--- Available records ---
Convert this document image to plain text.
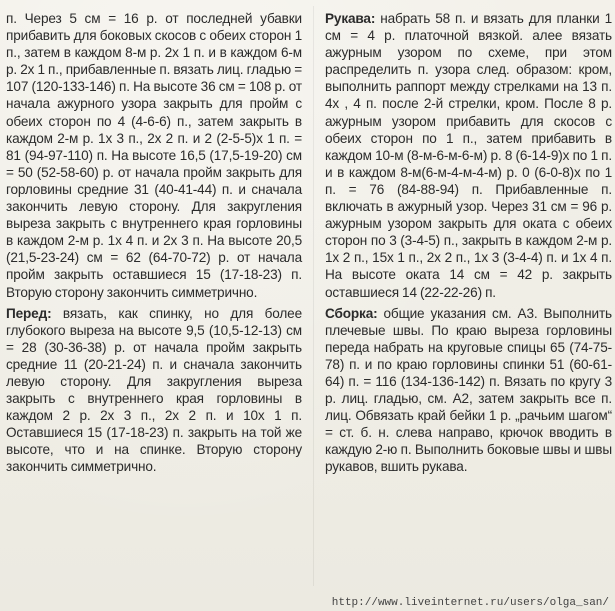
п. Через 5 см = 16 р. от последней убавки прибавить для боковых скосов с обеих сторон 1 п., затем в каждом 8-м р. 2х 1 п. и в каждом 6-м р. 2х 1 п., прибавленные п. вязать лиц. гладью = 107 (120-133-146) п. На высоте 36 см = 108 р. от начала ажурного узора закрыть для пройм с обеих сторон по 4 (4-6-6) п., затем закрыть в каждом 2-м р. 1х 3 п., 2х 2 п. и 2 (2-5-5)х 1 п. = 81 (94-97-110) п. На высоте 16,5 (17,5-19-20) см = 50 (52-58-60) р. от начала пройм закрыть для горловины средние 31 (40-41-44) п. и сначала закончить левую сторону. Для закругления выреза закрыть с внутреннего края горловины в каждом 2-м р. 1х 4 п. и 2х 3 п. На высоте 20,5 (21,5-23-24) см = 62 (64-70-72) р. от начала пройм закрыть оставшиеся 15 (17-18-23) п. Вторую сторону закончить симметрично.

Перед: вязать, как спинку, но для более глубокого выреза на высоте 9,5 (10,5-12-13) см = 28 (30-36-38) р. от начала пройм закрыть средние 11 (20-21-24) п. и сначала закончить левую сторону. Для закругления выреза закрыть с внутреннего края горловины в каждом 2 р. 2х 3 п., 2х 2 п. и 10х 1 п. Оставшиеся 15 (17-18-23) п. закрыть на той же высоте, что и на спинке. Вторую сторону закончить симметрично.

Рукава: набрать 58 п. и вязать для планки 1 см = 4 р. платочной вязкой. алее вязать ажурным узором по схеме, при этом распределить п. узора след. образом: кром, выполнить раппорт между стрелками на 13 п. 4х , 4 п. после 2-й стрелки, кром. После 8 р. ажурным узором прибавить для скосов с обеих сторон по 1 п., затем прибавить в каждом 10-м (8-м-6-м-6-м) р. 8 (6-14-9)х по 1 п. и в каждом 8-м(6-м-4-м-4-м) р. 0 (6-0-8)х по 1 п. = 76 (84-88-94) п. Прибавленные п. включать в ажурный узор. Через 31 см = 96 р. ажурным узором закрыть для оката с обеих сторон по 3 (3-4-5) п., закрыть в каждом 2-м р. 1х 2 п., 15х 1 п., 2х 2 п., 1х 3 (3-4-4) п. и 1х 4 п. На высоте оката 14 см = 42 р. закрыть оставшиеся 14 (22-22-26) п.

Сборка: общие указания см. А3. Выполнить плечевые швы. По краю выреза горловины переда набрать на круговые спицы 65 (74-75-78) п. и по краю горловины спинки 51 (60-61-64) п. = 116 (134-136-142) п. Вязать по кругу 3 р. лиц. гладью, см. А2, затем закрыть все п. лиц. Обвязать край бейки 1 р. „рачьим шагом“ = ст. б. н. слева направо, крючок вводить в каждую 2-ю п. Выполнить боковые швы и швы рукавов, вшить рукава.

http://www.liveinternet.ru/users/olga_san/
---
▶ **Exercise aim**
Repeat each entry above word for word, leaving every picture out.

▶ **Written solution**
Convert this document image to plain text.
п. Через 5 см = 16 р. от последней убавки прибавить для боковых скосов с обеих сторон 1 п., затем в каждом 8-м р. 2х 1 п. и в каждом 6-м р. 2х 1 п., прибавленные п. вязать лиц. гладью = 107 (120-133-146) п. На высоте 36 см = 108 р. от начала ажурного узора закрыть для пройм с обеих сторон по 4 (4-6-6) п., затем закрыть в каждом 2-м р. 1х 3 п., 2х 2 п. и 2 (2-5-5)х 1 п. = 81 (94-97-110) п. На высоте 16,5 (17,5-19-20) см = 50 (52-58-60) р. от начала пройм закрыть для горловины средние 31 (40-41-44) п. и сначала закончить левую сторону. Для закругления выреза закрыть с внутреннего края горловины в каждом 2-м р. 1х 4 п. и 2х 3 п. На высоте 20,5 (21,5-23-24) см = 62 (64-70-72) р. от начала пройм закрыть оставшиеся 15 (17-18-23) п. Вторую сторону закончить симметрично.

Перед: вязать, как спинку, но для более глубокого выреза на высоте 9,5 (10,5-12-13) см = 28 (30-36-38) р. от начала пройм закрыть средние 11 (20-21-24) п. и сначала закончить левую сторону. Для закругления выреза закрыть с внутреннего края горловины в каждом 2 р. 2х 3 п., 2х 2 п. и 10х 1 п. Оставшиеся 15 (17-18-23) п. закрыть на той же высоте, что и на спинке. Вторую сторону закончить симметрично.

Рукава: набрать 58 п. и вязать для планки 1 см = 4 р. платочной вязкой. алее вязать ажурным узором по схеме, при этом распределить п. узора след. образом: кром, выполнить раппорт между стрелками на 13 п. 4х , 4 п. после 2-й стрелки, кром. После 8 р. ажурным узором прибавить для скосов с обеих сторон по 1 п., затем прибавить в каждом 10-м (8-м-6-м-6-м) р. 8 (6-14-9)х по 1 п. и в каждом 8-м(6-м-4-м-4-м) р. 0 (6-0-8)х по 1 п. = 76 (84-88-94) п. Прибавленные п. включать в ажурный узор. Через 31 см = 96 р. ажурным узором закрыть для оката с обеих сторон по 3 (3-4-5) п., закрыть в каждом 2-м р. 1х 2 п., 15х 1 п., 2х 2 п., 1х 3 (3-4-4) п. и 1х 4 п. На высоте оката 14 см = 42 р. закрыть оставшиеся 14 (22-22-26) п.

Сборка: общие указания см. А3. Выполнить плечевые швы. По краю выреза горловины переда набрать на круговые спицы 65 (74-75-78) п. и по краю горловины спинки 51 (60-61-64) п. = 116 (134-136-142) п. Вязать по кругу 3 р. лиц. гладью, см. А2, затем закрыть все п. лиц. Обвязать край бейки 1 р. „рачьим шагом“ = ст. б. н. слева направо, крючок вводить в каждую 2-ю п. Выполнить боковые швы и швы рукавов, вшить рукава.

http://www.liveinternet.ru/users/olga_san/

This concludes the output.